Requirement »
Check each line of the listing, and copy it if it contains the word "density".

Dataset records »
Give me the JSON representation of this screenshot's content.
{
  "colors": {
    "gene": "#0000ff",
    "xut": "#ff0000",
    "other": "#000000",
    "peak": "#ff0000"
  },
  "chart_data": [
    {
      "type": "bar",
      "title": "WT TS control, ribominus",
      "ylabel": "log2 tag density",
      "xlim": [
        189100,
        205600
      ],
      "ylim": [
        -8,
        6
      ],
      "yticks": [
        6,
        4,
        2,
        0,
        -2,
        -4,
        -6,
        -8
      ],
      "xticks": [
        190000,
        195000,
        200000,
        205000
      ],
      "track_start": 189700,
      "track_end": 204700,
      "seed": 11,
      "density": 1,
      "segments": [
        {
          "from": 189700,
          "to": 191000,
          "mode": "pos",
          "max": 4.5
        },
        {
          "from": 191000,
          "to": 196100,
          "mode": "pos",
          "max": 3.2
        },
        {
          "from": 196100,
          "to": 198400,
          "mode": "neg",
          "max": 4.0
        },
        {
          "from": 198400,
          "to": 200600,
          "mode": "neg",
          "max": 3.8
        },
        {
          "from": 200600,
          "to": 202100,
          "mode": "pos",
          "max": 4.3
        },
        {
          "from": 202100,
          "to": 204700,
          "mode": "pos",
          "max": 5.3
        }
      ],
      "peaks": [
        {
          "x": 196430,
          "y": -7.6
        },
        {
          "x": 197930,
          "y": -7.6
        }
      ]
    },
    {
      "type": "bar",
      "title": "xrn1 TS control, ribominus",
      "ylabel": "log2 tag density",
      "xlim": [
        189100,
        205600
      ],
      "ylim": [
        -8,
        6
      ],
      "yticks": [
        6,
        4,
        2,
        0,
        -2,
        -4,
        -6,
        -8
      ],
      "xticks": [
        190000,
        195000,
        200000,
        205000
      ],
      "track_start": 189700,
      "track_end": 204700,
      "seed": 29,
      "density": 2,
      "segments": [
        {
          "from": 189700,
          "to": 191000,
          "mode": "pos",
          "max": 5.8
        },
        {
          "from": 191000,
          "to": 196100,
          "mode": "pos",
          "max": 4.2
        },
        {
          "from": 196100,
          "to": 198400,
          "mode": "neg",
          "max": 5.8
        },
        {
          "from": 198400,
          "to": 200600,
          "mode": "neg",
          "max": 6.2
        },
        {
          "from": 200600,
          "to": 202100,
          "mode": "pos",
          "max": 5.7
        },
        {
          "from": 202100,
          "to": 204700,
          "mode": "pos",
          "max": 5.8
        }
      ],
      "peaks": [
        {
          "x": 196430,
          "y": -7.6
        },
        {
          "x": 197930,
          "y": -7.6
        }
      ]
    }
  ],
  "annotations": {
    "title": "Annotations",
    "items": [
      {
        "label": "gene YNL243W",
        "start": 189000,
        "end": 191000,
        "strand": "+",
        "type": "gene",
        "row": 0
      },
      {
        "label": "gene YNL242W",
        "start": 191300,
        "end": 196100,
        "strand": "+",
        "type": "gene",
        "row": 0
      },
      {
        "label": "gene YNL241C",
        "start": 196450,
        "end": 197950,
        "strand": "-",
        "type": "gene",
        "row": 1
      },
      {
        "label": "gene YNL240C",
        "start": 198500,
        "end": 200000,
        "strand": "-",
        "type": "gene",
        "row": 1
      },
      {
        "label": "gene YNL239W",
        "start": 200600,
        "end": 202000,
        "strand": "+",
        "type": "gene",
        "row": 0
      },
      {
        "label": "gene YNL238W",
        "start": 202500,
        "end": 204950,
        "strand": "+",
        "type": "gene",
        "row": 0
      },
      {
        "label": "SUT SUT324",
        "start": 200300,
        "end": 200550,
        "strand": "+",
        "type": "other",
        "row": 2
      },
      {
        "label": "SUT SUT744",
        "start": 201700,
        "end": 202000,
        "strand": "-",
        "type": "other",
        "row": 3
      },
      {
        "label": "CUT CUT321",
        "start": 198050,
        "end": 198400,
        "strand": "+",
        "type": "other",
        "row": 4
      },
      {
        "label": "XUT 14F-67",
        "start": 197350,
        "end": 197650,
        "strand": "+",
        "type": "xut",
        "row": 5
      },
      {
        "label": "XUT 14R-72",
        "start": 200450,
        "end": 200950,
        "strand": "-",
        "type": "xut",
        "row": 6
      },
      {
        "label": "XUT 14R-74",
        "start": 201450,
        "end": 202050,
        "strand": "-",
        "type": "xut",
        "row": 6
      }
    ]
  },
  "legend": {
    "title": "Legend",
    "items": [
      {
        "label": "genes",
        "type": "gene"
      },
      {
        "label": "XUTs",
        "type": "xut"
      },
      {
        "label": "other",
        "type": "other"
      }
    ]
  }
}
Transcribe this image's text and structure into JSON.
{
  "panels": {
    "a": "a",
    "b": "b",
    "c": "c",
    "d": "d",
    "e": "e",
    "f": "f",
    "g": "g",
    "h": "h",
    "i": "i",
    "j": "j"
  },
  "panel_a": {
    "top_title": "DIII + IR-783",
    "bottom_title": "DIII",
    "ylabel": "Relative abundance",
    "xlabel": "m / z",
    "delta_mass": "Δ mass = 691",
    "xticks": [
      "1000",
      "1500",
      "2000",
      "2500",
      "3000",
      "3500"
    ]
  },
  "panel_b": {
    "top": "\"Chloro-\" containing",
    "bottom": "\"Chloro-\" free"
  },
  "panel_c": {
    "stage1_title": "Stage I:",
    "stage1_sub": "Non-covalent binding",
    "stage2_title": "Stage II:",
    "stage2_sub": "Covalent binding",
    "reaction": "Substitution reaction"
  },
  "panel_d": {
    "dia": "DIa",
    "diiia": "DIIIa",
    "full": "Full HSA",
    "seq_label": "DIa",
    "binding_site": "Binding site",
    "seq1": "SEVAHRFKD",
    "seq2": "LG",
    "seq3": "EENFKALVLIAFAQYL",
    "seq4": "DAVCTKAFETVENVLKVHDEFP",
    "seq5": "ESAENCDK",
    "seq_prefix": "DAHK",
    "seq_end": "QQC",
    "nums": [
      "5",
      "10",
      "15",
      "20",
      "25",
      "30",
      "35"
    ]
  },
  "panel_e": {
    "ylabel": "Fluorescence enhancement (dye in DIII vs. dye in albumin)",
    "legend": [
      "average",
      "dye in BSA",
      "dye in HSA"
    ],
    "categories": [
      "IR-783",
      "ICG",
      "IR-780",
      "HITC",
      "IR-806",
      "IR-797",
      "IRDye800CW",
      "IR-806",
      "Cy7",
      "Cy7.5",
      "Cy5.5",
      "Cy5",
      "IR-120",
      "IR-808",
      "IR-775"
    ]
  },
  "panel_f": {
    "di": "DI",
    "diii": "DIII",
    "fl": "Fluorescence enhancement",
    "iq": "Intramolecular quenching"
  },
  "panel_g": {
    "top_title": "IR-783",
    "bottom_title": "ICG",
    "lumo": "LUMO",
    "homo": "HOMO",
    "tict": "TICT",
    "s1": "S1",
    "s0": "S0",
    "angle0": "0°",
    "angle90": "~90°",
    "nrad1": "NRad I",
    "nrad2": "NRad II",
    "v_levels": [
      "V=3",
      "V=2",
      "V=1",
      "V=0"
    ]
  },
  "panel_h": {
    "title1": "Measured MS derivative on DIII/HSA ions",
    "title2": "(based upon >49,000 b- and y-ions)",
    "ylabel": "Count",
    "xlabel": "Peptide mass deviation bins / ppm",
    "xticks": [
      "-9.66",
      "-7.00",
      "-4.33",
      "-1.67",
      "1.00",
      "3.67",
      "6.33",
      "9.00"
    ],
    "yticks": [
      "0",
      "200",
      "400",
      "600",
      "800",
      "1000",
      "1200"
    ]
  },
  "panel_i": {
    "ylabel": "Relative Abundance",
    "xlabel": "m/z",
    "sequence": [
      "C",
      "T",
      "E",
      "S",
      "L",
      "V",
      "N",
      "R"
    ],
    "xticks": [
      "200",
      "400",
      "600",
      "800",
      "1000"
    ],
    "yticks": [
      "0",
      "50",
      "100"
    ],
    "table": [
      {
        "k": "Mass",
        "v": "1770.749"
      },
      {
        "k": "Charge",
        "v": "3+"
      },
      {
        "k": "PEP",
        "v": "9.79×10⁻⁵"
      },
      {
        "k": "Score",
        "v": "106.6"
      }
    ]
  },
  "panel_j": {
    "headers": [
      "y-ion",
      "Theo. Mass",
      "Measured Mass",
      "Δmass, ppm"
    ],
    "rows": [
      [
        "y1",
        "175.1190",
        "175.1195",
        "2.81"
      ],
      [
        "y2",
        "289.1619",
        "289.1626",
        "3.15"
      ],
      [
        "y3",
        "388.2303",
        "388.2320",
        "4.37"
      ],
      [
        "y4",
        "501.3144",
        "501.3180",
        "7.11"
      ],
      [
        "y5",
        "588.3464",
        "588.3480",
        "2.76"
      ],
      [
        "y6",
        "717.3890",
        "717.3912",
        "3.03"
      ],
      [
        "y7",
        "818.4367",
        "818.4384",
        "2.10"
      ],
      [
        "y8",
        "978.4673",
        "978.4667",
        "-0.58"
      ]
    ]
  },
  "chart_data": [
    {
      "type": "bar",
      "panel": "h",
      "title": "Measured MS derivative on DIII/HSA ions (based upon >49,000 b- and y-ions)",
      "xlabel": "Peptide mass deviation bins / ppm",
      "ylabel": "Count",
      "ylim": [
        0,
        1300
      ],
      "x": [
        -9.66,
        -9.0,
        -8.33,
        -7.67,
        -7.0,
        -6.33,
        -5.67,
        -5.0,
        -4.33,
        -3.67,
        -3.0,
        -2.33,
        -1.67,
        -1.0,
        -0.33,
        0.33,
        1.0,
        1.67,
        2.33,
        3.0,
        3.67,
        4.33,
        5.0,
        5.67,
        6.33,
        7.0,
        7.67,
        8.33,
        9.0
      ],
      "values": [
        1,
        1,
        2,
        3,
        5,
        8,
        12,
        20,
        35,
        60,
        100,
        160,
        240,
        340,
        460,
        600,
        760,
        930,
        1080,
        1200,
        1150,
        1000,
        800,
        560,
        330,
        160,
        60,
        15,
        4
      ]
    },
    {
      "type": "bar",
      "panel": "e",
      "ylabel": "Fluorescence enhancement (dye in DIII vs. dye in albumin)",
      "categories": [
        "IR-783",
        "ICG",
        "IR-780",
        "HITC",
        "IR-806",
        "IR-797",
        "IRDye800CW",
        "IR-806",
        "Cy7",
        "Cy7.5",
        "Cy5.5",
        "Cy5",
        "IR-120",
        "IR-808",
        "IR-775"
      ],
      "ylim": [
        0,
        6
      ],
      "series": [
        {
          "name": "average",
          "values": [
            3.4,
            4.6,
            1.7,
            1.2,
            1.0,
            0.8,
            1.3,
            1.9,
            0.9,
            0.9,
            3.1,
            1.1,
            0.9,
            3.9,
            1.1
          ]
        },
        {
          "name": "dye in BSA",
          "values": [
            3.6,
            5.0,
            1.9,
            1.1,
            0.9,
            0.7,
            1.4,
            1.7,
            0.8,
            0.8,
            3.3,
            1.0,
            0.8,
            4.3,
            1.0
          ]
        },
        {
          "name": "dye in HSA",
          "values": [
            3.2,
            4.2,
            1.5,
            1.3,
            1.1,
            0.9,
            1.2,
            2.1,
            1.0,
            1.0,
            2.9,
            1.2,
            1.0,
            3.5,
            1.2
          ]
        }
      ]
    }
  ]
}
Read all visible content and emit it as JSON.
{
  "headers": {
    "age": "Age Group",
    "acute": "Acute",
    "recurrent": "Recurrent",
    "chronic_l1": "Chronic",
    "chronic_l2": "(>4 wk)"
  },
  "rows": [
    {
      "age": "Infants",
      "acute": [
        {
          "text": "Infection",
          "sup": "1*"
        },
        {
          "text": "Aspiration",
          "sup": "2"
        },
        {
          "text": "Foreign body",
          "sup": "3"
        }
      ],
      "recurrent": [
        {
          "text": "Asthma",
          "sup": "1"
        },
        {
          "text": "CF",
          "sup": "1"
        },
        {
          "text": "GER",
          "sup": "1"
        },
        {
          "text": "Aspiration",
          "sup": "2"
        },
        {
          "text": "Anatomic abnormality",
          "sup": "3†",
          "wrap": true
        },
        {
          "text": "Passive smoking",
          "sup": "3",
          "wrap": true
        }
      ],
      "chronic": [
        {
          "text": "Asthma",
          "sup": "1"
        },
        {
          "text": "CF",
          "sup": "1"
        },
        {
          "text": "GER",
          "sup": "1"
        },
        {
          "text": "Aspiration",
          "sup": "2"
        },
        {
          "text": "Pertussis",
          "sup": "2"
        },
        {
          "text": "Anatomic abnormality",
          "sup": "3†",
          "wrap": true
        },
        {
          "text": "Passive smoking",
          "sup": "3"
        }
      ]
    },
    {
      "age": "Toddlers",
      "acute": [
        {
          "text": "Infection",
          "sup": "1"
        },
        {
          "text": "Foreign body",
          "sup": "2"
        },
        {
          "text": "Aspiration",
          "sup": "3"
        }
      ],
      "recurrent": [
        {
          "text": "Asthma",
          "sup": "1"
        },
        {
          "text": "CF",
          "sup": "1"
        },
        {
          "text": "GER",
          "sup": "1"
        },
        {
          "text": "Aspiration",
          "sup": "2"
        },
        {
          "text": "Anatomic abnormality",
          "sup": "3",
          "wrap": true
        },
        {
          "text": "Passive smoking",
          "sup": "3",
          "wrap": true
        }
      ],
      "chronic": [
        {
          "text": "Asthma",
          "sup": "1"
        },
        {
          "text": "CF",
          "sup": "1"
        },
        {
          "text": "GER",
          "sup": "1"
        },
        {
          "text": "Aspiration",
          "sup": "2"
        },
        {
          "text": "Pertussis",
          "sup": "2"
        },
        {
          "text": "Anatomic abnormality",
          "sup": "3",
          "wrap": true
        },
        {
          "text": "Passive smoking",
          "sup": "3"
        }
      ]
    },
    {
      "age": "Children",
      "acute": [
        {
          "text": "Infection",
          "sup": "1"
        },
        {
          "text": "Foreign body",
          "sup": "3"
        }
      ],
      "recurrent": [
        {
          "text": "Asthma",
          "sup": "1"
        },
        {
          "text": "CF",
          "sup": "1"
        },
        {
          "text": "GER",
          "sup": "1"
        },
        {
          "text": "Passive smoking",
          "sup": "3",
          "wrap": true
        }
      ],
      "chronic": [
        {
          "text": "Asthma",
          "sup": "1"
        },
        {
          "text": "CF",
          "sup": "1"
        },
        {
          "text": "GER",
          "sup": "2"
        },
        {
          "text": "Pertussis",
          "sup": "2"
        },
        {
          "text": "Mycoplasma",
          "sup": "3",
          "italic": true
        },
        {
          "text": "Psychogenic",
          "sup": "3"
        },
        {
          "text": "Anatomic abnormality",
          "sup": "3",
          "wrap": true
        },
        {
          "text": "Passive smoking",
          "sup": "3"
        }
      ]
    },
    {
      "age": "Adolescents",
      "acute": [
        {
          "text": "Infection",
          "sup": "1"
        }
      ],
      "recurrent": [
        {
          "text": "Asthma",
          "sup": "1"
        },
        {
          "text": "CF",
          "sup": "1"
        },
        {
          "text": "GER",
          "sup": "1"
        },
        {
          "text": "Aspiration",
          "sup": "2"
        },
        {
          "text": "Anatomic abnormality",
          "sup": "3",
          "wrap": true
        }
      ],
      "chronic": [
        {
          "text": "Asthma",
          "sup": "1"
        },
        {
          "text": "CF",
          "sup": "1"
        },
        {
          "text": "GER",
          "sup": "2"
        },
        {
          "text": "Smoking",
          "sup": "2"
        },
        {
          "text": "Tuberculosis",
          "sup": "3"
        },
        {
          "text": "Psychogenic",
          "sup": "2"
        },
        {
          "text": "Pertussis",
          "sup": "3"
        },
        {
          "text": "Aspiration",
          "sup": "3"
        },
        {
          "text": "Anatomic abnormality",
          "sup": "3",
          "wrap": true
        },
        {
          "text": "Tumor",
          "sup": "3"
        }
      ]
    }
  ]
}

Exercise solution »
      "ylabel": "log2 tag density",
      "density": 1,
      "ylabel": "log2 tag density",
      "density": 2,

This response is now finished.